> **Provided entries**:
──────────────────────────────
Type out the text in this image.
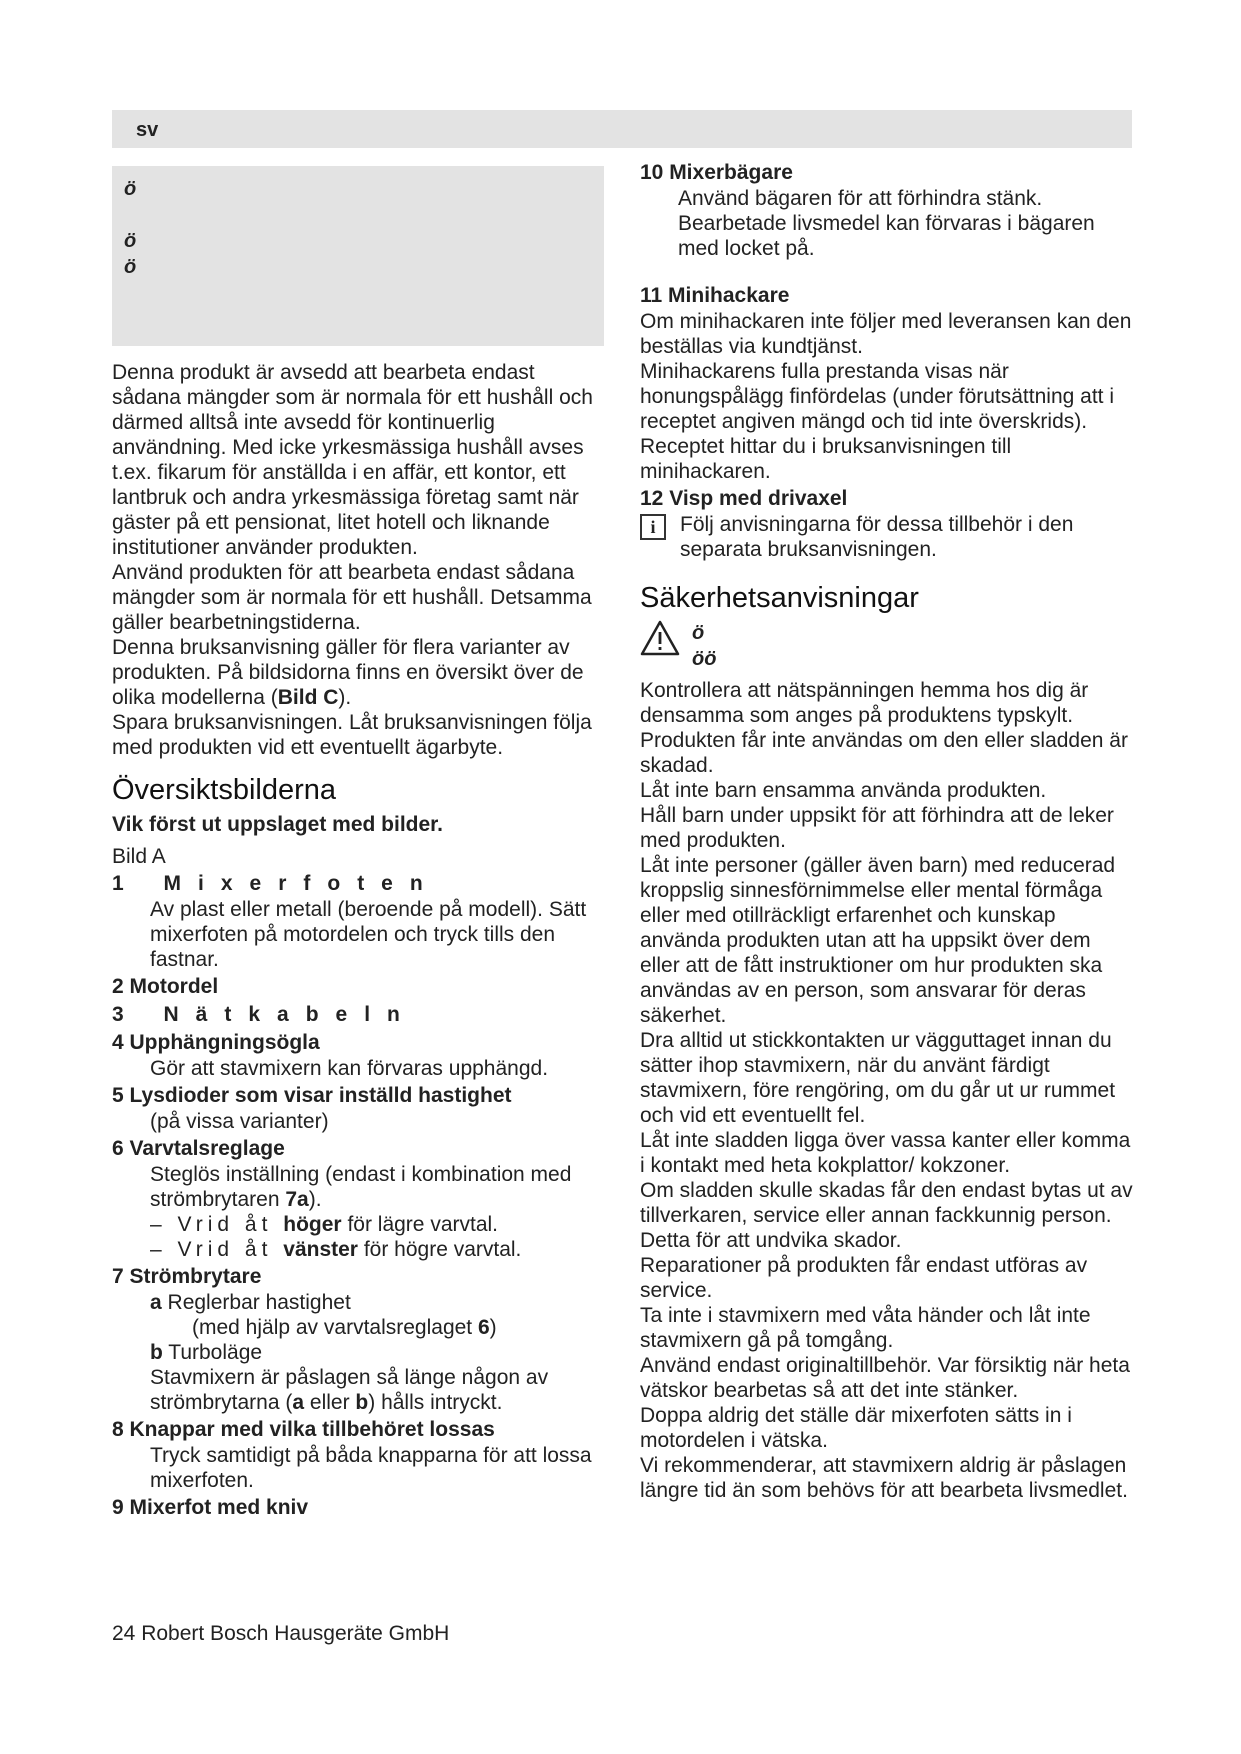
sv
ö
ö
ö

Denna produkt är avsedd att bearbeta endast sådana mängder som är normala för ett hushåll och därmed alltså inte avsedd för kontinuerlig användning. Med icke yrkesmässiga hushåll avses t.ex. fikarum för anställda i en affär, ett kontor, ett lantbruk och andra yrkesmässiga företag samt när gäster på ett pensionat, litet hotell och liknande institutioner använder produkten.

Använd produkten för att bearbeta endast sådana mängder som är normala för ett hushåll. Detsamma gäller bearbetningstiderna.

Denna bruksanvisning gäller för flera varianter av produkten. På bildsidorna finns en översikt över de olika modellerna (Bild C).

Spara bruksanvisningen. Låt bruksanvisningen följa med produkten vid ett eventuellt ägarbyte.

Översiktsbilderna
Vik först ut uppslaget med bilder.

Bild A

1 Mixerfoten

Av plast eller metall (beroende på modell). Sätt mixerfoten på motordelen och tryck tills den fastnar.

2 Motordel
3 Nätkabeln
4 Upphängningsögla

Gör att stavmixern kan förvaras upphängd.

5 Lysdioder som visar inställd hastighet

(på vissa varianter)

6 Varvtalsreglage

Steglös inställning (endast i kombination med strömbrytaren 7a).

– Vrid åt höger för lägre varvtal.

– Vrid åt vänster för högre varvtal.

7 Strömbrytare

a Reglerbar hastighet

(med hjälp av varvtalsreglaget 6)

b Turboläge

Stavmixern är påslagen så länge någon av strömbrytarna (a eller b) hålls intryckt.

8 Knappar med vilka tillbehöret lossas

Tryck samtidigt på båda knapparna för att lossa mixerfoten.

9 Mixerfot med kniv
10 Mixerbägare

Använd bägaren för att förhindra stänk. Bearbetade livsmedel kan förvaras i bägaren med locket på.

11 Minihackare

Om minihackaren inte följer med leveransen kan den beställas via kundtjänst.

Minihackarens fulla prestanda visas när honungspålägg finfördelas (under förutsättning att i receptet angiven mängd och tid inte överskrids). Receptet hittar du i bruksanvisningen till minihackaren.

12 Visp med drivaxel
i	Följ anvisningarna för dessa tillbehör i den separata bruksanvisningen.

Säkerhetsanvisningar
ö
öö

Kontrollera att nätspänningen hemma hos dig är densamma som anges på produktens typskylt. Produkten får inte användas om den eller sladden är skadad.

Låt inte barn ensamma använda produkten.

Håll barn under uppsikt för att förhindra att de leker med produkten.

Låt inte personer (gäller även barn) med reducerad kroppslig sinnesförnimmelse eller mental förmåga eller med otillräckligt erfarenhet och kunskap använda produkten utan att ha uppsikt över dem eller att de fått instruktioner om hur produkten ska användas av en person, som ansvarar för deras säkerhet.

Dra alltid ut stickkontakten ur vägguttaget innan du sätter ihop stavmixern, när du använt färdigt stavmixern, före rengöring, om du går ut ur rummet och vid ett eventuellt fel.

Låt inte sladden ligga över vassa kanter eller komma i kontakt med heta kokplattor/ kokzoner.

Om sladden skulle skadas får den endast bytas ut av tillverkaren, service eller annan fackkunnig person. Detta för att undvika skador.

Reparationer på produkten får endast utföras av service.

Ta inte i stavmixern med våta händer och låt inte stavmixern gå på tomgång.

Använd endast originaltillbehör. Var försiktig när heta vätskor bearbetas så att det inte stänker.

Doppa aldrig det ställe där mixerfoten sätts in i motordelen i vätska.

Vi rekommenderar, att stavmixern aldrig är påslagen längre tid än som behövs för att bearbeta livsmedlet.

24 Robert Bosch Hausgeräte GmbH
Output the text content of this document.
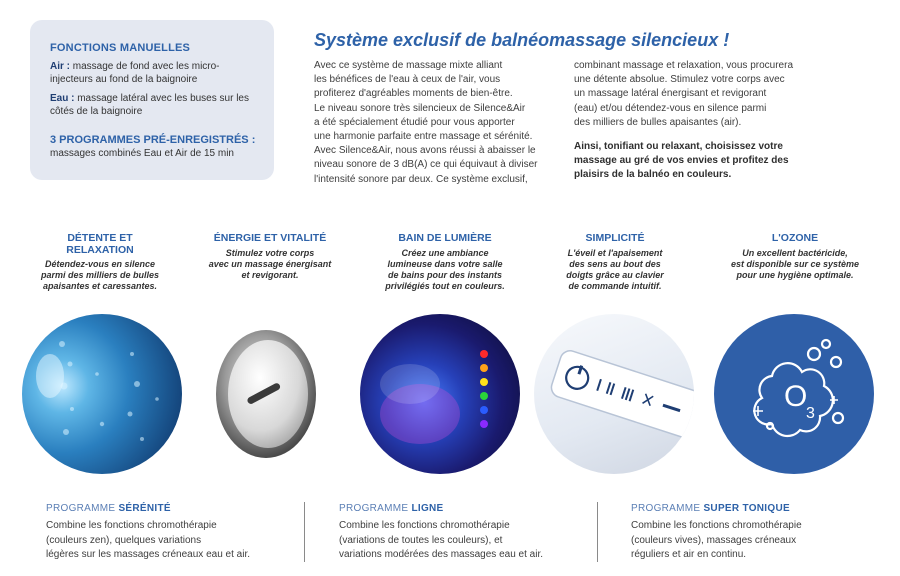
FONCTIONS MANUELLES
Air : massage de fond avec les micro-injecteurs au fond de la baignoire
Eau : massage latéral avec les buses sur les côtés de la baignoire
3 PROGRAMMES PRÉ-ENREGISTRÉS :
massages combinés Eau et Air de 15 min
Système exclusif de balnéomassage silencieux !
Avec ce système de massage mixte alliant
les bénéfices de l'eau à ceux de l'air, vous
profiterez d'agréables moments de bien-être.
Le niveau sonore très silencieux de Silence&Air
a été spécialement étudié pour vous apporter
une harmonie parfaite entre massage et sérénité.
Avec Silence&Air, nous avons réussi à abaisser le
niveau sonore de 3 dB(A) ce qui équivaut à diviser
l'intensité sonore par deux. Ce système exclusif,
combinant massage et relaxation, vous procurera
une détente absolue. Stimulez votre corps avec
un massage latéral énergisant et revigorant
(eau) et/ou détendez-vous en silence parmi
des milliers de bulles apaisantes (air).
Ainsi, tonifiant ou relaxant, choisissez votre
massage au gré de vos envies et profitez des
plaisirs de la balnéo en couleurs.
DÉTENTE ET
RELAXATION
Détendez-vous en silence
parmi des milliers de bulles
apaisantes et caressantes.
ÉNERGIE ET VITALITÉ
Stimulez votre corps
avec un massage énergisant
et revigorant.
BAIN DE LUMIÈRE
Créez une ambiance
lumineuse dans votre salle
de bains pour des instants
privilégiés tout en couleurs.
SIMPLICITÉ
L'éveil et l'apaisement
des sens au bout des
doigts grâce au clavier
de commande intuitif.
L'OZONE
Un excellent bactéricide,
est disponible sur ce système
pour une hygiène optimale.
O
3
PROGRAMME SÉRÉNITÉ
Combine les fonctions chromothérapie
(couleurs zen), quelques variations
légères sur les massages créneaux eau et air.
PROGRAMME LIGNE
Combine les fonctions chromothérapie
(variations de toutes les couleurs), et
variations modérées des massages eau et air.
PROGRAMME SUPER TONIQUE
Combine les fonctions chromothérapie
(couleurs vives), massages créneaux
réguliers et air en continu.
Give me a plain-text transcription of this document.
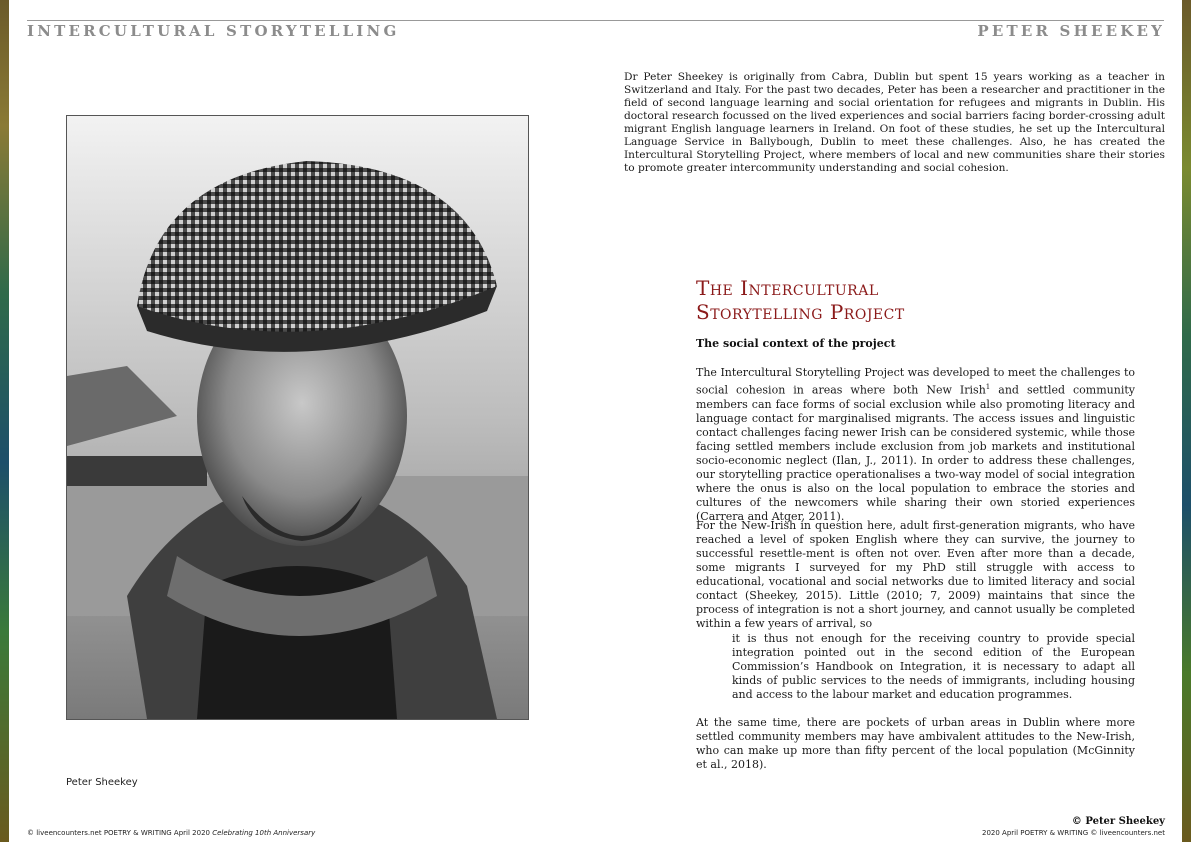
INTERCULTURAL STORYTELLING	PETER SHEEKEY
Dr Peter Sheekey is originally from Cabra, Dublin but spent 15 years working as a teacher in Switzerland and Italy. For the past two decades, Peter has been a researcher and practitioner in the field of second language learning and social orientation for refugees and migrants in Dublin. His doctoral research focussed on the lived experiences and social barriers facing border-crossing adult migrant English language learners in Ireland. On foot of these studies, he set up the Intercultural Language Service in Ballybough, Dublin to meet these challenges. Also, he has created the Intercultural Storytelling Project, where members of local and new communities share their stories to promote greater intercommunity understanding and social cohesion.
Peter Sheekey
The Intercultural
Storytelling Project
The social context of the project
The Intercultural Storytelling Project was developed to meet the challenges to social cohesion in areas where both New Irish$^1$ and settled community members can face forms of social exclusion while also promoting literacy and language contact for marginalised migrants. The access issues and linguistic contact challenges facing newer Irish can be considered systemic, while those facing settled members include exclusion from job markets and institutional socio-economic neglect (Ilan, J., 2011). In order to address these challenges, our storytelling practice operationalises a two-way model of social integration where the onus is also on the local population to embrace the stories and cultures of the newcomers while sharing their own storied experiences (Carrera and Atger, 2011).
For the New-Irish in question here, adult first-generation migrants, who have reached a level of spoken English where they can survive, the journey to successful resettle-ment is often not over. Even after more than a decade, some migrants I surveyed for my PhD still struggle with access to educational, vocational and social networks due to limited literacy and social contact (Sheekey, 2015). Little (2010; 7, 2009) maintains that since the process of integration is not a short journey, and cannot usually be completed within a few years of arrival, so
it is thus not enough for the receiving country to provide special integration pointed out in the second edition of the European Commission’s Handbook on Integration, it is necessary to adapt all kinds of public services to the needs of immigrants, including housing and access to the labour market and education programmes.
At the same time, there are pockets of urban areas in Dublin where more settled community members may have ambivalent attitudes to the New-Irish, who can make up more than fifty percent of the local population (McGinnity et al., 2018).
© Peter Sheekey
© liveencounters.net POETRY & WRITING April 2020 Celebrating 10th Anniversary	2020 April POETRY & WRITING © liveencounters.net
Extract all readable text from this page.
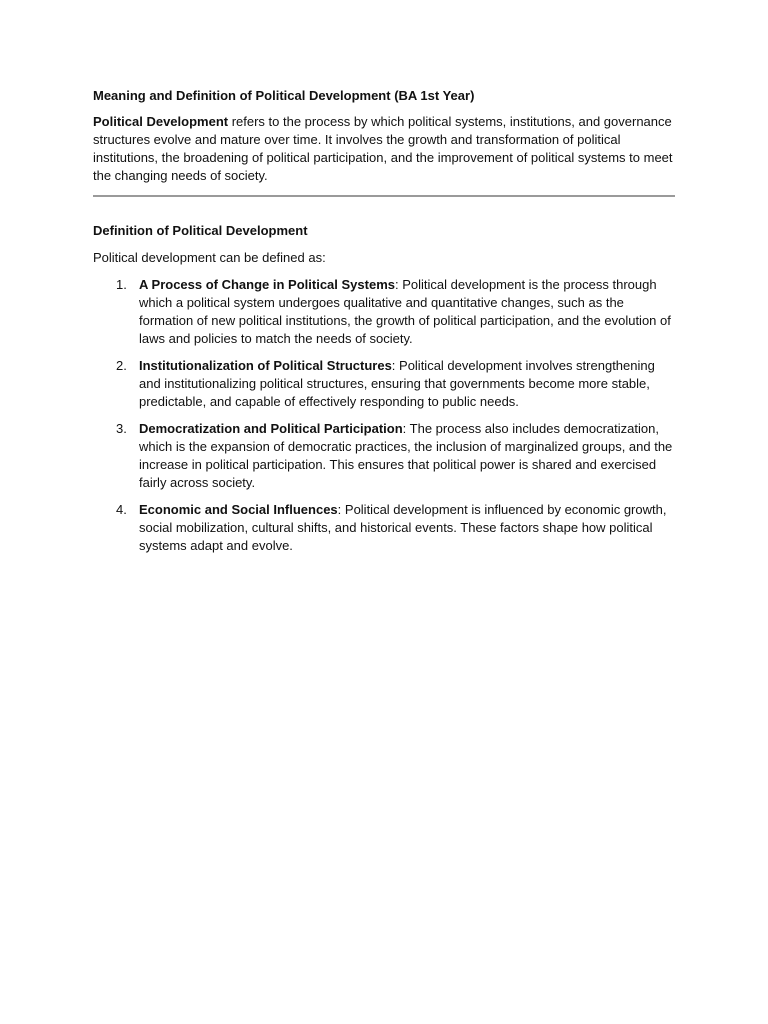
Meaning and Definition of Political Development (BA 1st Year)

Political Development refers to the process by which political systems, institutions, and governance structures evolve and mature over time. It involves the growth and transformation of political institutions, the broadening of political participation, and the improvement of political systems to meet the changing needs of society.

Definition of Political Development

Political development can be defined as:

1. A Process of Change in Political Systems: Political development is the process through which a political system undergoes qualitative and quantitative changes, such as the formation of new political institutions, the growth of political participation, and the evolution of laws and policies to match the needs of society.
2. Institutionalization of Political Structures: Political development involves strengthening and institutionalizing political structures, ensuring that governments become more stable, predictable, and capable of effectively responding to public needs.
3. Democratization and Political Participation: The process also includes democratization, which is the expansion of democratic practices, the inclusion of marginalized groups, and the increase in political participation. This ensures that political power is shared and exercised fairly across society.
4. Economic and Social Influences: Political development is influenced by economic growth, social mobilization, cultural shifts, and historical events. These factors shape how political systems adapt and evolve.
──────────────────────────────
> **Do this**: Read through the entries and copy each line in which "parmi" appears.

> **Output**:
(eau) et/ou détendez-vous en silence parmi
parmi des milliers de bulles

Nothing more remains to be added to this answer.